* START *

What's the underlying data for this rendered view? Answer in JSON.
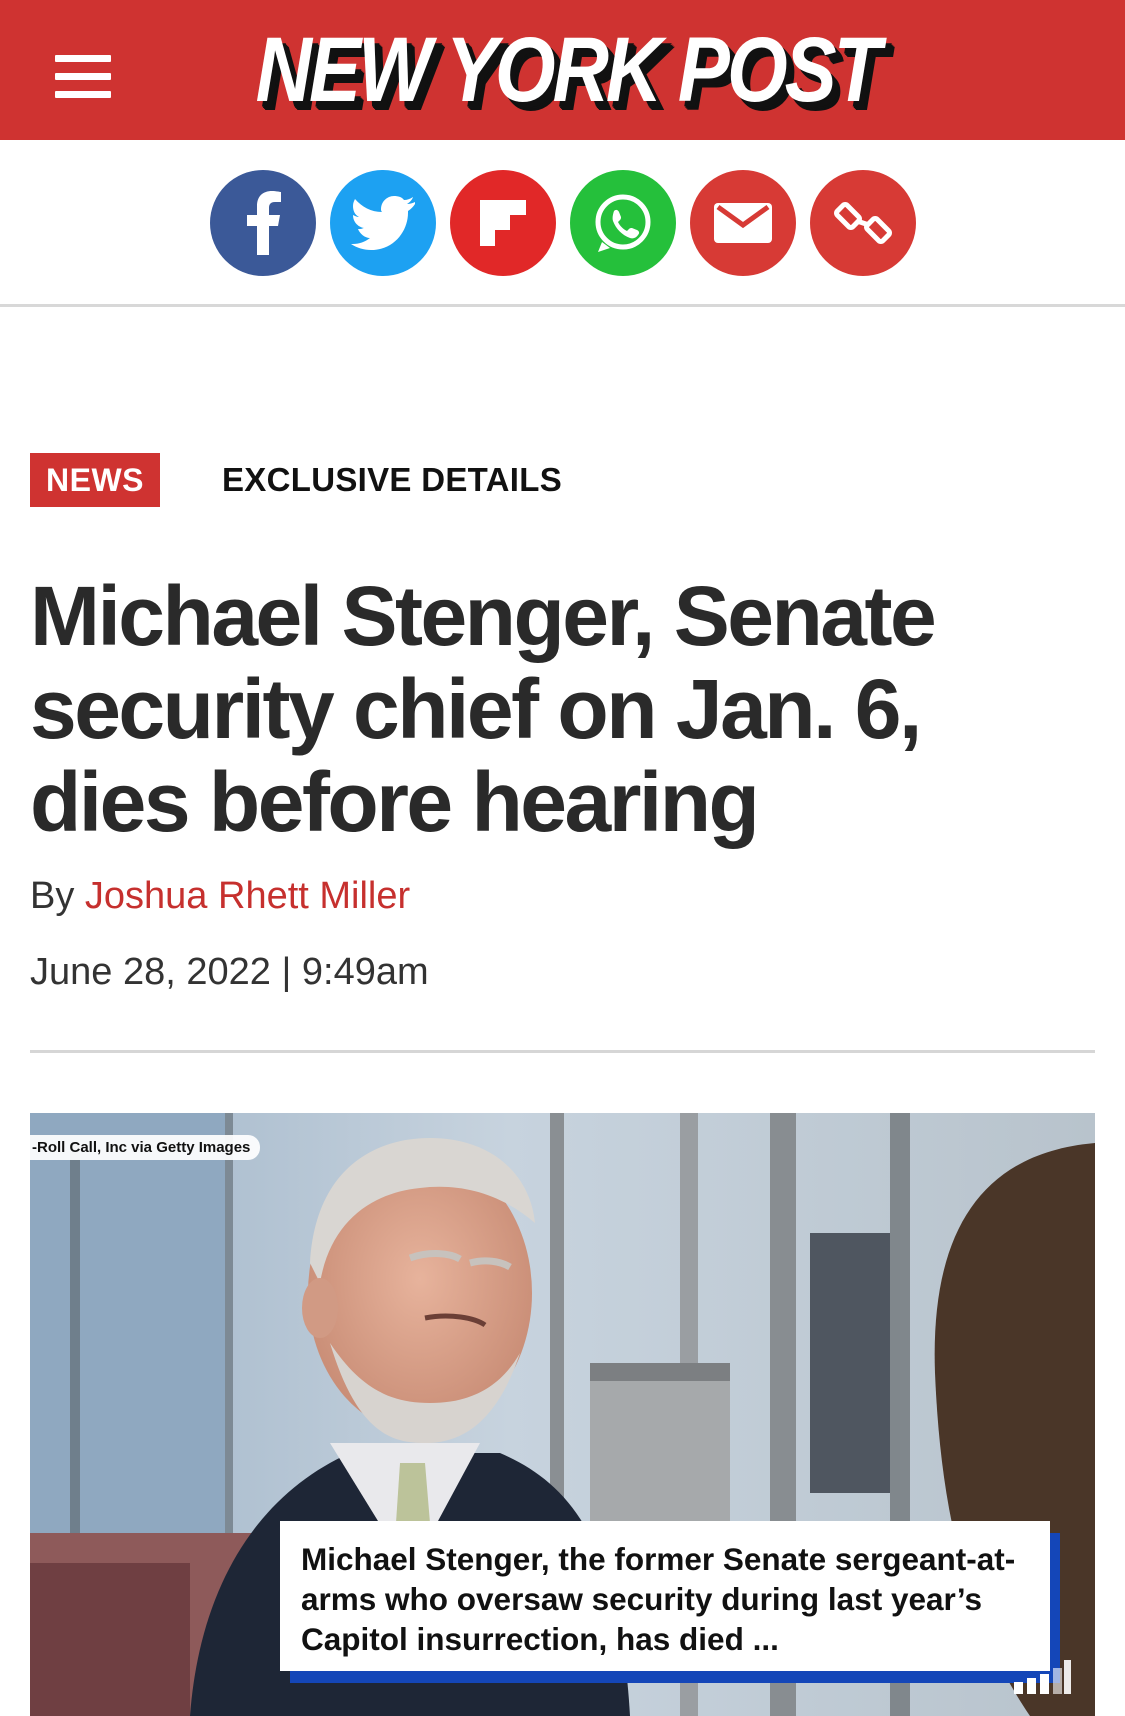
{
  "header": {
    "logo_text": "NEW YORK POST",
    "menu_icon": "hamburger-menu-icon",
    "brand_color": "#cf3331"
  },
  "share": [
    {
      "name": "facebook",
      "icon": "facebook-icon",
      "color": "#3b5998"
    },
    {
      "name": "twitter",
      "icon": "twitter-icon",
      "color": "#1da1f2"
    },
    {
      "name": "flipboard",
      "icon": "flipboard-icon",
      "color": "#e12828"
    },
    {
      "name": "whatsapp",
      "icon": "whatsapp-icon",
      "color": "#25c03b"
    },
    {
      "name": "email",
      "icon": "email-icon",
      "color": "#d73a35"
    },
    {
      "name": "copy-link",
      "icon": "link-icon",
      "color": "#d73a35"
    }
  ],
  "article": {
    "section": "NEWS",
    "tag": "EXCLUSIVE DETAILS",
    "headline": "Michael Stenger, Senate security chief on Jan. 6, dies before hearing",
    "by_prefix": "By ",
    "author": "Joshua Rhett Miller",
    "date": "June 28, 2022",
    "separator": " | ",
    "time": "9:49am"
  },
  "media": {
    "credit": "-Roll Call, Inc via Getty Images",
    "caption": "Michael Stenger, the former Senate sergeant-at-arms who oversaw security during last year’s Capitol insurrection, has died ...",
    "caption_accent": "#1446b8"
  }
}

* END *

▸ **Aim**:
Search the data for the string "Senate". List each line that has it.

▸ **Completed task**:
    "headline": "Michael Stenger, Senate security chief on Jan. 6, dies before hearing",
    "caption": "Michael Stenger, the former Senate sergeant-at-arms who oversaw security during last year’s Capitol insurrection, has died ...",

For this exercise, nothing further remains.